━━━ DATA FOR THIS TASK ━━━
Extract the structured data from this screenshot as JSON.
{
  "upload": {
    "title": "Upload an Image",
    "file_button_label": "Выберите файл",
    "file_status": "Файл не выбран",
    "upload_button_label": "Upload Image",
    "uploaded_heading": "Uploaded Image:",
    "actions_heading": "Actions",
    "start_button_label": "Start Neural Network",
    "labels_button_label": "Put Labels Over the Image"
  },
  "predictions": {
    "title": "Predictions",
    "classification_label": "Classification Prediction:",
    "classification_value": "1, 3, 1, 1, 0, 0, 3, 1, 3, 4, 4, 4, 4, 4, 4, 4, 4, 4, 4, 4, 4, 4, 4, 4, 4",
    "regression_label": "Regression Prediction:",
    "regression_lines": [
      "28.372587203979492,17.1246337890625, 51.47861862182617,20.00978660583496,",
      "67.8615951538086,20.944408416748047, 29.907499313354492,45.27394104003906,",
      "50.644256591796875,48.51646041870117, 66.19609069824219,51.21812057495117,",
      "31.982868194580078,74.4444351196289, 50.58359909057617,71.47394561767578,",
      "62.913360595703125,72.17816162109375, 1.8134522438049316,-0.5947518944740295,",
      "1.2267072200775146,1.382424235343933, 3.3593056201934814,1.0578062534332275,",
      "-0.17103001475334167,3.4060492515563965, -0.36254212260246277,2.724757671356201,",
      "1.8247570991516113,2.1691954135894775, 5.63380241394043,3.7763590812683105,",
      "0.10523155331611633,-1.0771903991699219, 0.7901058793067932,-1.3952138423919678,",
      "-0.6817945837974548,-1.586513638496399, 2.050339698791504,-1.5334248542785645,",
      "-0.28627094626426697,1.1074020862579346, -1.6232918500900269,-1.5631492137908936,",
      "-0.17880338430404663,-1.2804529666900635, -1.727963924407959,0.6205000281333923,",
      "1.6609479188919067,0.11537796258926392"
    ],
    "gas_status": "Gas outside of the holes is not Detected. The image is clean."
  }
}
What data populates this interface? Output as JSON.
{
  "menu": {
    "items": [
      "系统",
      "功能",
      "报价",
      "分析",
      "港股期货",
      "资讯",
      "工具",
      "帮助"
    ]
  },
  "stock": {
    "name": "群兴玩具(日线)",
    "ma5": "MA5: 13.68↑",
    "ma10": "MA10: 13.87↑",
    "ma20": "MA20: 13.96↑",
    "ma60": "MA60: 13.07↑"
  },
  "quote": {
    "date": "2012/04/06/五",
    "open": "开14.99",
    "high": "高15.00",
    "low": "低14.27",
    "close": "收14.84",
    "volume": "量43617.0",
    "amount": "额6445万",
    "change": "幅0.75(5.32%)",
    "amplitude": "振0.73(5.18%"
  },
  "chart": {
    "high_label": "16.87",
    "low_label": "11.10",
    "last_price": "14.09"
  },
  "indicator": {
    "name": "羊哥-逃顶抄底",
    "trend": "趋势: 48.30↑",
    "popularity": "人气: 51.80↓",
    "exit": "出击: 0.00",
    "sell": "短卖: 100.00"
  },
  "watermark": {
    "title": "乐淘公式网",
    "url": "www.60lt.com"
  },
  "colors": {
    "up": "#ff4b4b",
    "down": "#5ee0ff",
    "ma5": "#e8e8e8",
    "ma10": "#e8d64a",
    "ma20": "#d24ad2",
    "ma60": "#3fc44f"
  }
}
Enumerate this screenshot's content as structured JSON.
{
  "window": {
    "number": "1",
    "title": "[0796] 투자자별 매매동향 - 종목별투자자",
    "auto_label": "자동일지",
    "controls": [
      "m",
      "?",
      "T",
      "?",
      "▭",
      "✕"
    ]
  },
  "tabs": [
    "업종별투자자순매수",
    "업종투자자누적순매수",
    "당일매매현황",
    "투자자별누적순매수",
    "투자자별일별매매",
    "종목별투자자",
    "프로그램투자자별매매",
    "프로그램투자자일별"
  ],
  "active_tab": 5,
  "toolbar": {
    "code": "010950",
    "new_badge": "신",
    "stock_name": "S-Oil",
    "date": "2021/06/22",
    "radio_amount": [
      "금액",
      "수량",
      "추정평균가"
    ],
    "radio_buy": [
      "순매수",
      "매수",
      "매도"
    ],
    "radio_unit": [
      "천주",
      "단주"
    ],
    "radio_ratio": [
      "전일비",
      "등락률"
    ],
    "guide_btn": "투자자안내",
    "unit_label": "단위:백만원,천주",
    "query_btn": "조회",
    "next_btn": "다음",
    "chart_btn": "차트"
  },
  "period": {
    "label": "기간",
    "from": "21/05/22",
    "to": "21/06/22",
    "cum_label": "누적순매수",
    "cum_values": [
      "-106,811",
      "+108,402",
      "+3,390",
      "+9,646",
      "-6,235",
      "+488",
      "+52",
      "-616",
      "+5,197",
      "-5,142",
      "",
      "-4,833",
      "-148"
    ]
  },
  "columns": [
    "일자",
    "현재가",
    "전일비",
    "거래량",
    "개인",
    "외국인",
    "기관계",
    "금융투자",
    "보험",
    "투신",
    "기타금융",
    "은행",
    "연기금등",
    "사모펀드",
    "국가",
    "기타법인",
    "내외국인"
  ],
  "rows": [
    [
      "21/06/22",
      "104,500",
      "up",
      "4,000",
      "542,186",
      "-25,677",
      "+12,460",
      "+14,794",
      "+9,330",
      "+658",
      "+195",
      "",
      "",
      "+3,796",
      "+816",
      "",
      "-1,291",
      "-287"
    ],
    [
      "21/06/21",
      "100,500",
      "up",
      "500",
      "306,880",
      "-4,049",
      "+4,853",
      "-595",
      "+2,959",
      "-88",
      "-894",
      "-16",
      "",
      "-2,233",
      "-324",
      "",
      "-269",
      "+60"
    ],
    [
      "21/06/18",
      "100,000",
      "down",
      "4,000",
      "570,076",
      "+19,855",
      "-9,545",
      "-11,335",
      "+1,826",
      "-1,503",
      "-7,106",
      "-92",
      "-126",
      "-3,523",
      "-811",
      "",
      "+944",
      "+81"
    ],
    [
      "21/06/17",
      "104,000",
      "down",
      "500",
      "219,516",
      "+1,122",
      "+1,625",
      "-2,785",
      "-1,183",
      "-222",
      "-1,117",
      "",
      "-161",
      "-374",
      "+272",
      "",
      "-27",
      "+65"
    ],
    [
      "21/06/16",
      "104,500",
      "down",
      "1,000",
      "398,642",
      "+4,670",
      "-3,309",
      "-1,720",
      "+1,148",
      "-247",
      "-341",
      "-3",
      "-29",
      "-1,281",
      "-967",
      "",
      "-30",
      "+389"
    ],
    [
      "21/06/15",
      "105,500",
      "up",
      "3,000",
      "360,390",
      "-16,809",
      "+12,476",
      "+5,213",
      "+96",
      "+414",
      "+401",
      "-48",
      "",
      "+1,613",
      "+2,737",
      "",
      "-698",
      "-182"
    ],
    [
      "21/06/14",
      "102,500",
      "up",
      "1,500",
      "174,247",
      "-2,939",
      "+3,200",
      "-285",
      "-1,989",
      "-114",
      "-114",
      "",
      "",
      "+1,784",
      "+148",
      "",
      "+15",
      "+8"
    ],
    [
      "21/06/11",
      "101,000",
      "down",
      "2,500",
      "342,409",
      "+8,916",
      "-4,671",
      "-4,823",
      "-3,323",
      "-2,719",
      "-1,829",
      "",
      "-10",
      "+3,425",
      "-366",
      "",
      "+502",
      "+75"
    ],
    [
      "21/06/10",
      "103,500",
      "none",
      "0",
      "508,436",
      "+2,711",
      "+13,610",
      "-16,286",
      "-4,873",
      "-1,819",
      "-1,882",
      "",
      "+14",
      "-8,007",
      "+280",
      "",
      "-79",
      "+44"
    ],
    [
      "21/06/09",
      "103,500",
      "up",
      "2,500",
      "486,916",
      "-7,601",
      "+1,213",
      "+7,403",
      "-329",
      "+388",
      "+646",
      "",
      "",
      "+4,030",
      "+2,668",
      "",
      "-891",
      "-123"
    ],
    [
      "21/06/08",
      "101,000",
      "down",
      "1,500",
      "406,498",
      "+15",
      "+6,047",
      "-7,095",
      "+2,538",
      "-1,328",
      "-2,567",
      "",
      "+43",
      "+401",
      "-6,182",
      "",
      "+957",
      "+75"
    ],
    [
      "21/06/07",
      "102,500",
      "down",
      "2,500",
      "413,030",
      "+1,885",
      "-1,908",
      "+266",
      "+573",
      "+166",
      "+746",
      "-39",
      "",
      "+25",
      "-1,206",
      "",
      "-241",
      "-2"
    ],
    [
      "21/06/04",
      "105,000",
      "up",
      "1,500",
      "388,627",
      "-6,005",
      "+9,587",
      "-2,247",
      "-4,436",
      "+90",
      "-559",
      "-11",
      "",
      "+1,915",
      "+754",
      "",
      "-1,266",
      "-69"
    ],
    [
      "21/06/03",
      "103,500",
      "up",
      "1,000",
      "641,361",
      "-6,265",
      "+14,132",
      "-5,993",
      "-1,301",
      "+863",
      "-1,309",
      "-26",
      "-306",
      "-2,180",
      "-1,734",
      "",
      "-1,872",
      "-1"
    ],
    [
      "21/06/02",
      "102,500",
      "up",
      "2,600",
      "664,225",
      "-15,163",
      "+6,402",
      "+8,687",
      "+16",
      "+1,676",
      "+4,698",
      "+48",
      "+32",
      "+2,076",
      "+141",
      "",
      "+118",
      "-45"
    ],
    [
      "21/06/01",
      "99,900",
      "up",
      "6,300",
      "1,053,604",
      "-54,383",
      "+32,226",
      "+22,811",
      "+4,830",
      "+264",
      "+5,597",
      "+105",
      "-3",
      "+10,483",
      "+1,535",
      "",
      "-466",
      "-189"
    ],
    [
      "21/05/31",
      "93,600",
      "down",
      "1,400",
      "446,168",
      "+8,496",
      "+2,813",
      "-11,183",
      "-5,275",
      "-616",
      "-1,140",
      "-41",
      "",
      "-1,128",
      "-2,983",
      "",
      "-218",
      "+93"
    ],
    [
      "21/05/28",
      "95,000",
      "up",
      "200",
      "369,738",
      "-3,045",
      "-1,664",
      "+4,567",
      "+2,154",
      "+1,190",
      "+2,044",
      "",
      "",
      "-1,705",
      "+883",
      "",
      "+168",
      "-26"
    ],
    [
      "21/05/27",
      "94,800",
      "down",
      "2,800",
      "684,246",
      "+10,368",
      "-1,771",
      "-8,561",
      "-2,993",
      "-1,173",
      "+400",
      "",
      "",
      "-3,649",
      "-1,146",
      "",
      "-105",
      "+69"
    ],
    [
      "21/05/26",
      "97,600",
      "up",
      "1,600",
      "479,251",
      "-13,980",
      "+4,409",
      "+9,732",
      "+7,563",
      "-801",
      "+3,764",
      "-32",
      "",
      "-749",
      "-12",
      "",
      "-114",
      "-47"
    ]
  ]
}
━━━
### EXERCISE GOAL
Every line of the records that includes the word "from" should be gathered.

### TASK SOLUTION
Extract the structured data from this screenshot as JSON.
    "from": "21/05/22",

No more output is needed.